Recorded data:
____________

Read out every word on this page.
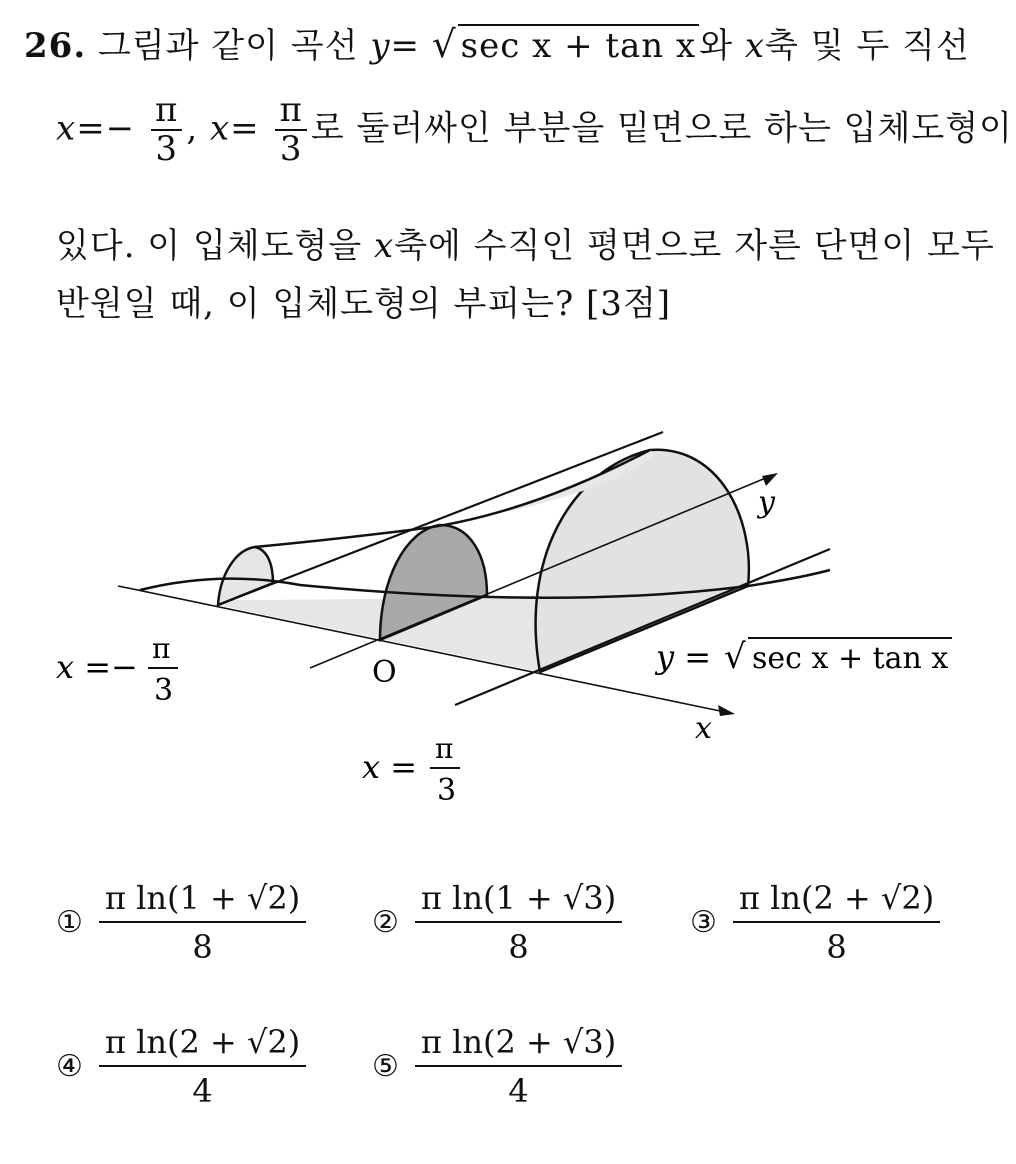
26. 그림과 같이 곡선 y= √ sec x + tan x와 x축 및 두 직선
$x=- \frac{\pi}{3}$ , $x= \frac{\pi}{3}$ 로 둘러싸인 부분을 밑면으로 하는 입체도형이
있다. 이 입체도형을 x축에 수직인 평면으로 자른 단면이 모두
반원일 때, 이 입체도형의 부피는? [3점]
y
x
O
x =− π
3
x = π
3
y = √ sec x + tan x
① $\frac{\text{π ln(1 + √2)}}{8}$ ② $\frac{\text{π ln(1 + √3)}}{8}$ ③ $\frac{\text{π ln(2 + √2)}}{8}$
④ $\frac{\text{π ln(2 + √2)}}{4}$ ⑤ $\frac{\text{π ln(2 + √3)}}{4}$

____________

Your task – Quote all the lines above exactly as given. Do not include the pictures.

Output for this exercise –
Read out every word on this page.
26. 그림과 같이 곡선 y= √ sec x + tan x와 x축 및 두 직선
$x=- \frac{\pi}{3}$ , $x= \frac{\pi}{3}$ 로 둘러싸인 부분을 밑면으로 하는 입체도형이
있다. 이 입체도형을 x축에 수직인 평면으로 자른 단면이 모두
반원일 때, 이 입체도형의 부피는? [3점]
y
x
O
x =− π
3
x = π
3
y = √ sec x + tan x
① $\frac{\text{π ln(1 + √2)}}{8}$ ② $\frac{\text{π ln(1 + √3)}}{8}$ ③ $\frac{\text{π ln(2 + √2)}}{8}$
④ $\frac{\text{π ln(2 + √2)}}{4}$ ⑤ $\frac{\text{π ln(2 + √3)}}{4}$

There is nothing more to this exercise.